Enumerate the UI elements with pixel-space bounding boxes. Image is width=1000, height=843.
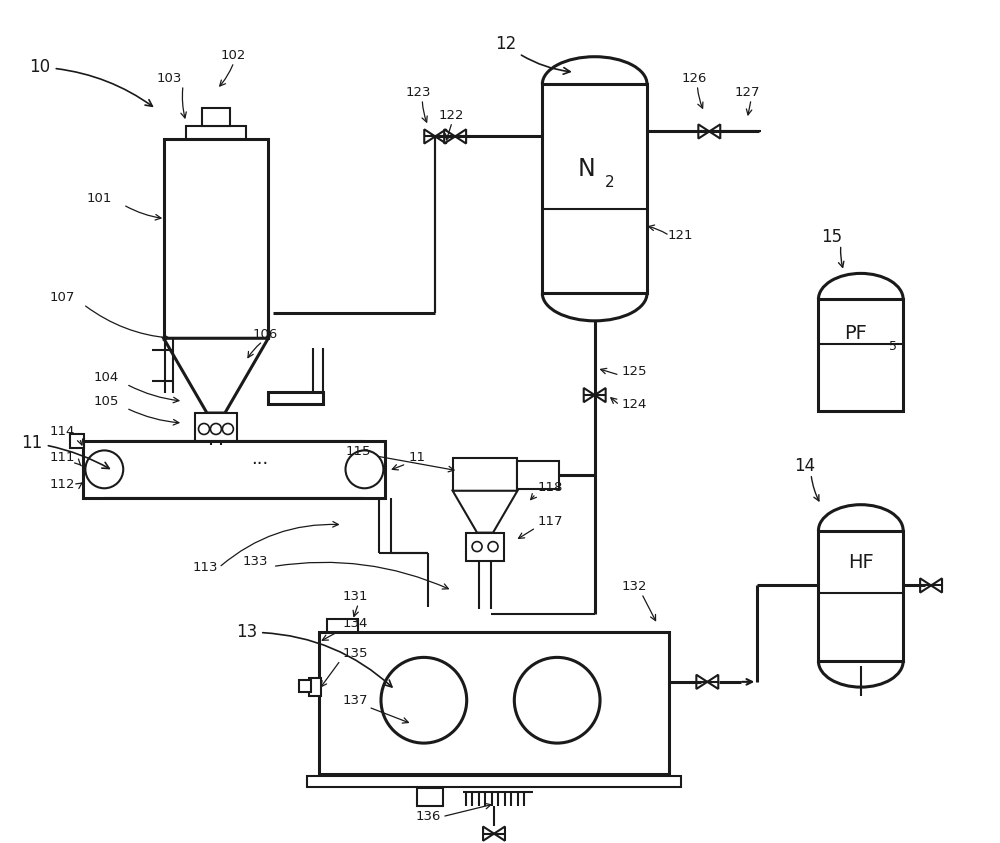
Polygon shape (709, 124, 720, 138)
Text: 11: 11 (22, 434, 109, 469)
Text: 103: 103 (156, 72, 182, 85)
Polygon shape (453, 491, 517, 533)
Polygon shape (584, 388, 595, 402)
Polygon shape (435, 129, 446, 143)
Text: 104: 104 (93, 371, 119, 384)
Text: 132: 132 (622, 581, 647, 593)
Bar (542, 84, 647, 293)
Text: 12: 12 (495, 35, 570, 74)
Text: 114: 114 (49, 425, 75, 438)
Circle shape (488, 541, 498, 551)
Text: 127: 127 (734, 86, 760, 99)
Text: 117: 117 (538, 515, 563, 528)
Text: 102: 102 (221, 49, 246, 62)
Text: 118: 118 (538, 481, 563, 494)
Bar (307, 776, 681, 787)
Bar (327, 620, 358, 632)
Circle shape (222, 423, 233, 434)
Text: 115: 115 (346, 445, 371, 458)
Bar (818, 299, 903, 411)
Circle shape (514, 658, 600, 743)
Text: PF: PF (844, 324, 867, 343)
Bar (319, 632, 669, 774)
Polygon shape (483, 826, 494, 840)
Text: N: N (578, 157, 596, 181)
Bar (299, 679, 311, 692)
Text: 131: 131 (343, 590, 368, 604)
Polygon shape (424, 129, 435, 143)
Polygon shape (444, 129, 455, 143)
Text: 136: 136 (416, 809, 441, 823)
Text: 106: 106 (253, 328, 278, 341)
Bar (83, 441, 385, 497)
Text: 135: 135 (343, 647, 368, 660)
Circle shape (472, 541, 482, 551)
Text: ...: ... (251, 450, 268, 469)
Text: 134: 134 (343, 617, 368, 631)
Text: 5: 5 (889, 340, 897, 352)
Text: 14: 14 (794, 457, 815, 475)
Circle shape (198, 423, 209, 434)
Polygon shape (707, 674, 718, 689)
Circle shape (85, 450, 123, 488)
Polygon shape (455, 129, 466, 143)
Circle shape (381, 658, 467, 743)
Text: 125: 125 (622, 365, 647, 379)
Circle shape (346, 450, 383, 488)
Bar (417, 788, 443, 806)
Polygon shape (494, 826, 505, 840)
Text: 111: 111 (49, 451, 75, 464)
Polygon shape (595, 388, 606, 402)
Bar (186, 126, 246, 139)
Bar (309, 678, 321, 696)
Text: 10: 10 (30, 58, 152, 106)
Polygon shape (931, 578, 942, 593)
Bar (453, 458, 517, 491)
Text: 11: 11 (408, 451, 425, 464)
Polygon shape (920, 578, 931, 593)
Text: 123: 123 (405, 86, 431, 99)
Text: 122: 122 (438, 109, 464, 122)
Bar (517, 461, 559, 489)
Bar (164, 139, 268, 338)
Polygon shape (698, 124, 709, 138)
Text: 101: 101 (86, 191, 112, 205)
Text: 113: 113 (193, 561, 219, 573)
Text: 124: 124 (622, 398, 647, 411)
Bar (818, 530, 903, 661)
Text: 2: 2 (605, 175, 614, 191)
Polygon shape (696, 674, 707, 689)
Text: HF: HF (848, 553, 874, 572)
Bar (70, 434, 84, 448)
Text: 121: 121 (667, 228, 693, 242)
Bar (466, 533, 504, 561)
Text: 133: 133 (243, 555, 268, 567)
Circle shape (210, 423, 221, 434)
Bar (195, 413, 237, 445)
Text: 137: 137 (343, 694, 368, 707)
Text: 107: 107 (49, 292, 75, 304)
Text: 15: 15 (821, 228, 842, 245)
Bar (268, 392, 323, 404)
Polygon shape (164, 338, 268, 413)
Text: 13: 13 (236, 623, 392, 687)
Text: 112: 112 (49, 478, 75, 491)
Text: 126: 126 (681, 72, 707, 85)
Bar (202, 108, 230, 126)
Text: 105: 105 (93, 395, 119, 408)
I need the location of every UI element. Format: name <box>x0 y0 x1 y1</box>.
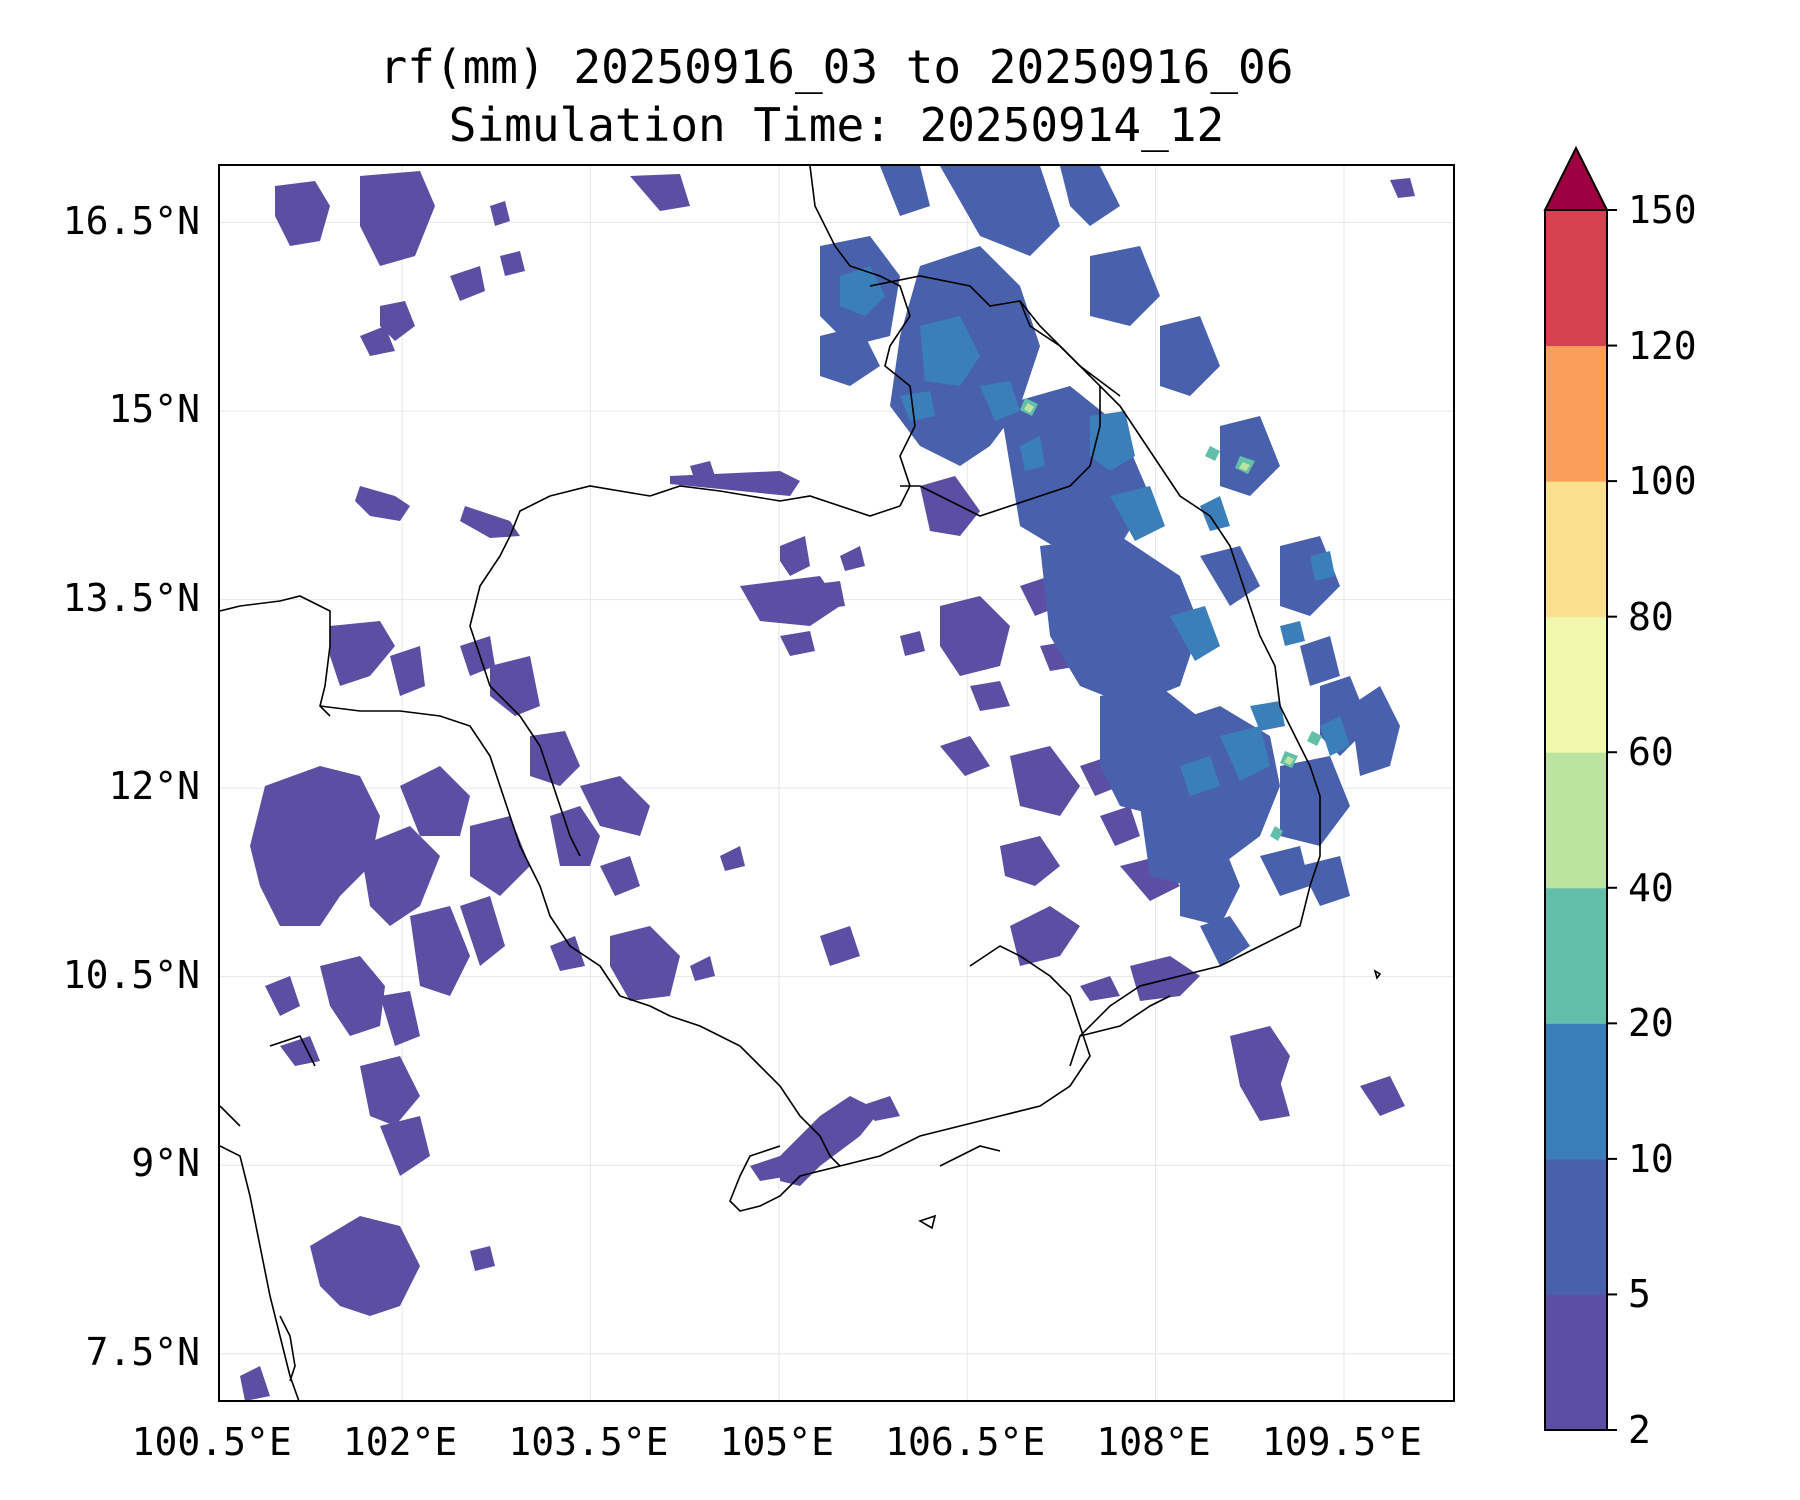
coastlines-and-borders <box>220 166 1382 1400</box>
lat-tick-label: 15°N <box>108 387 200 432</box>
rain-2-5mm <box>240 171 1415 1400</box>
lon-tick-label: 102°E <box>342 1420 458 1464</box>
lat-tick-label: 9°N <box>131 1141 200 1186</box>
lon-tick-label: 109.5°E <box>1261 1420 1423 1464</box>
colorbar-tick-label: 2 <box>1628 1408 1651 1452</box>
colorbar-segment <box>1545 1294 1607 1431</box>
colorbar-segment <box>1545 887 1607 1024</box>
colorbar-tick-label: 120 <box>1628 323 1697 368</box>
map-title: rf(mm) 20250916_03 to 20250916_06 Simula… <box>218 38 1455 154</box>
colorbar-tick-label: 80 <box>1628 594 1674 639</box>
colorbar-segment <box>1545 616 1607 753</box>
lat-tick-label: 10.5°N <box>62 952 200 997</box>
colorbar-extend-arrow <box>1543 145 1609 211</box>
colorbar-tick-label: 20 <box>1628 1001 1674 1046</box>
colorbar-tick-label: 100 <box>1628 459 1697 504</box>
colorbar-segment <box>1545 481 1607 618</box>
colorbar-segment <box>1545 210 1607 347</box>
lon-tick-label: 100.5°E <box>131 1420 292 1464</box>
rain-10-20mm <box>840 266 1350 796</box>
colorbar-segment <box>1545 345 1607 482</box>
title-line-1: rf(mm) 20250916_03 to 20250916_06 <box>379 40 1294 94</box>
lat-tick-label: 7.5°N <box>85 1329 200 1374</box>
rainfall-contours <box>240 166 1415 1400</box>
colorbar-tick-label: 60 <box>1628 730 1674 775</box>
title-line-2: Simulation Time: 20250914_12 <box>448 98 1225 152</box>
colorbar-segment <box>1545 1023 1607 1160</box>
lon-tick-label: 105°E <box>719 1420 835 1464</box>
map-canvas <box>220 166 1453 1400</box>
lat-tick-label: 13.5°N <box>62 575 200 620</box>
colorbar-segment <box>1545 752 1607 889</box>
lon-tick-label: 108°E <box>1096 1420 1211 1464</box>
colorbar-tick-label: 150 <box>1628 188 1697 232</box>
lat-tick-label: 16.5°N <box>62 198 200 243</box>
rain-5-10mm <box>820 166 1400 966</box>
colorbar-tick-label: 10 <box>1628 1136 1674 1181</box>
lon-tick-label: 106.5°E <box>885 1420 1046 1464</box>
lat-tick-label: 12°N <box>108 764 200 809</box>
rain-40-60mm <box>1024 403 1294 765</box>
colorbar-segment <box>1545 1158 1607 1295</box>
colorbar-tick-label: 40 <box>1628 865 1674 910</box>
colorbar-outline <box>1544 209 1608 1431</box>
map-panel <box>218 164 1455 1402</box>
lon-tick-label: 103.5°E <box>508 1420 669 1464</box>
colorbar-tick-label: 5 <box>1628 1272 1651 1317</box>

※

- What this task involves
Copy all of the material above word for word, line by line. Leave out the pictures.

- Result
Enumerate the UI elements with pixel-space bounding boxes. Image is width=1000, height=843.
Polygon shape (709, 124, 720, 138)
Text: 11: 11 (22, 434, 109, 469)
Text: 103: 103 (156, 72, 182, 85)
Polygon shape (453, 491, 517, 533)
Polygon shape (584, 388, 595, 402)
Polygon shape (435, 129, 446, 143)
Text: 104: 104 (93, 371, 119, 384)
Text: 132: 132 (622, 581, 647, 593)
Bar (542, 84, 647, 293)
Text: 12: 12 (495, 35, 570, 74)
Text: 114: 114 (49, 425, 75, 438)
Circle shape (488, 541, 498, 551)
Text: 127: 127 (734, 86, 760, 99)
Text: 117: 117 (538, 515, 563, 528)
Text: 102: 102 (221, 49, 246, 62)
Text: 118: 118 (538, 481, 563, 494)
Bar (307, 776, 681, 787)
Bar (327, 620, 358, 632)
Circle shape (222, 423, 233, 434)
Text: 115: 115 (346, 445, 371, 458)
Bar (818, 299, 903, 411)
Circle shape (514, 658, 600, 743)
Text: PF: PF (844, 324, 867, 343)
Bar (319, 632, 669, 774)
Polygon shape (483, 826, 494, 840)
Text: N: N (578, 157, 596, 181)
Bar (299, 679, 311, 692)
Text: 131: 131 (343, 590, 368, 604)
Polygon shape (424, 129, 435, 143)
Polygon shape (444, 129, 455, 143)
Text: 136: 136 (416, 809, 441, 823)
Text: 106: 106 (253, 328, 278, 341)
Bar (83, 441, 385, 497)
Text: 135: 135 (343, 647, 368, 660)
Circle shape (472, 541, 482, 551)
Text: ...: ... (251, 450, 268, 469)
Text: 134: 134 (343, 617, 368, 631)
Text: 5: 5 (889, 340, 897, 352)
Text: 14: 14 (794, 457, 815, 475)
Circle shape (198, 423, 209, 434)
Polygon shape (707, 674, 718, 689)
Circle shape (85, 450, 123, 488)
Polygon shape (455, 129, 466, 143)
Circle shape (381, 658, 467, 743)
Text: 125: 125 (622, 365, 647, 379)
Circle shape (346, 450, 383, 488)
Bar (417, 788, 443, 806)
Polygon shape (494, 826, 505, 840)
Text: 111: 111 (49, 451, 75, 464)
Polygon shape (595, 388, 606, 402)
Bar (186, 126, 246, 139)
Bar (309, 678, 321, 696)
Text: 10: 10 (30, 58, 152, 106)
Polygon shape (931, 578, 942, 593)
Bar (453, 458, 517, 491)
Text: 11: 11 (408, 451, 425, 464)
Polygon shape (920, 578, 931, 593)
Text: 123: 123 (405, 86, 431, 99)
Text: 122: 122 (438, 109, 464, 122)
Bar (517, 461, 559, 489)
Bar (164, 139, 268, 338)
Polygon shape (698, 124, 709, 138)
Text: 101: 101 (86, 191, 112, 205)
Text: 113: 113 (193, 561, 219, 573)
Text: 124: 124 (622, 398, 647, 411)
Bar (818, 530, 903, 661)
Text: 2: 2 (605, 175, 614, 191)
Polygon shape (696, 674, 707, 689)
Text: HF: HF (848, 553, 874, 572)
Bar (70, 434, 84, 448)
Text: 121: 121 (667, 228, 693, 242)
Bar (466, 533, 504, 561)
Text: 133: 133 (243, 555, 268, 567)
Circle shape (210, 423, 221, 434)
Bar (195, 413, 237, 445)
Text: 137: 137 (343, 694, 368, 707)
Text: 107: 107 (49, 292, 75, 304)
Text: 15: 15 (821, 228, 842, 245)
Bar (268, 392, 323, 404)
Polygon shape (164, 338, 268, 413)
Text: 13: 13 (236, 623, 392, 687)
Text: 112: 112 (49, 478, 75, 491)
Text: 126: 126 (681, 72, 707, 85)
Bar (202, 108, 230, 126)
Text: 105: 105 (93, 395, 119, 408)
I need the location of every UI element. Format: name <box>x0 y0 x1 y1</box>.
coastlines-and-borders <box>220 166 1382 1400</box>
lat-tick-label: 15°N <box>108 387 200 432</box>
rain-2-5mm <box>240 171 1415 1400</box>
lon-tick-label: 102°E <box>342 1420 458 1464</box>
lat-tick-label: 9°N <box>131 1141 200 1186</box>
lon-tick-label: 109.5°E <box>1261 1420 1423 1464</box>
colorbar-tick-label: 2 <box>1628 1408 1651 1452</box>
colorbar-segment <box>1545 1294 1607 1431</box>
colorbar-segment <box>1545 887 1607 1024</box>
colorbar-tick-label: 120 <box>1628 323 1697 368</box>
map-title: rf(mm) 20250916_03 to 20250916_06 Simula… <box>218 38 1455 154</box>
colorbar-tick-label: 80 <box>1628 594 1674 639</box>
colorbar-segment <box>1545 616 1607 753</box>
lat-tick-label: 10.5°N <box>62 952 200 997</box>
colorbar-extend-arrow <box>1543 145 1609 211</box>
colorbar-tick-label: 20 <box>1628 1001 1674 1046</box>
colorbar-tick-label: 100 <box>1628 459 1697 504</box>
colorbar-segment <box>1545 481 1607 618</box>
colorbar-segment <box>1545 210 1607 347</box>
lon-tick-label: 100.5°E <box>131 1420 292 1464</box>
rain-10-20mm <box>840 266 1350 796</box>
colorbar-segment <box>1545 345 1607 482</box>
title-line-1: rf(mm) 20250916_03 to 20250916_06 <box>379 40 1294 94</box>
lat-tick-label: 7.5°N <box>85 1329 200 1374</box>
rainfall-contours <box>240 166 1415 1400</box>
colorbar-tick-label: 60 <box>1628 730 1674 775</box>
title-line-2: Simulation Time: 20250914_12 <box>448 98 1225 152</box>
colorbar-segment <box>1545 1023 1607 1160</box>
lon-tick-label: 105°E <box>719 1420 835 1464</box>
map-canvas <box>220 166 1453 1400</box>
lat-tick-label: 13.5°N <box>62 575 200 620</box>
colorbar-segment <box>1545 752 1607 889</box>
lon-tick-label: 108°E <box>1096 1420 1211 1464</box>
colorbar-tick-label: 150 <box>1628 188 1697 232</box>
lat-tick-label: 16.5°N <box>62 198 200 243</box>
rain-5-10mm <box>820 166 1400 966</box>
colorbar-tick-label: 10 <box>1628 1136 1674 1181</box>
lon-tick-label: 106.5°E <box>885 1420 1046 1464</box>
lat-tick-label: 12°N <box>108 764 200 809</box>
rain-40-60mm <box>1024 403 1294 765</box>
colorbar-segment <box>1545 1158 1607 1295</box>
colorbar-tick-label: 40 <box>1628 865 1674 910</box>
colorbar-outline <box>1544 209 1608 1431</box>
map-panel <box>218 164 1455 1402</box>
lon-tick-label: 103.5°E <box>508 1420 669 1464</box>
colorbar-tick-label: 5 <box>1628 1272 1651 1317</box>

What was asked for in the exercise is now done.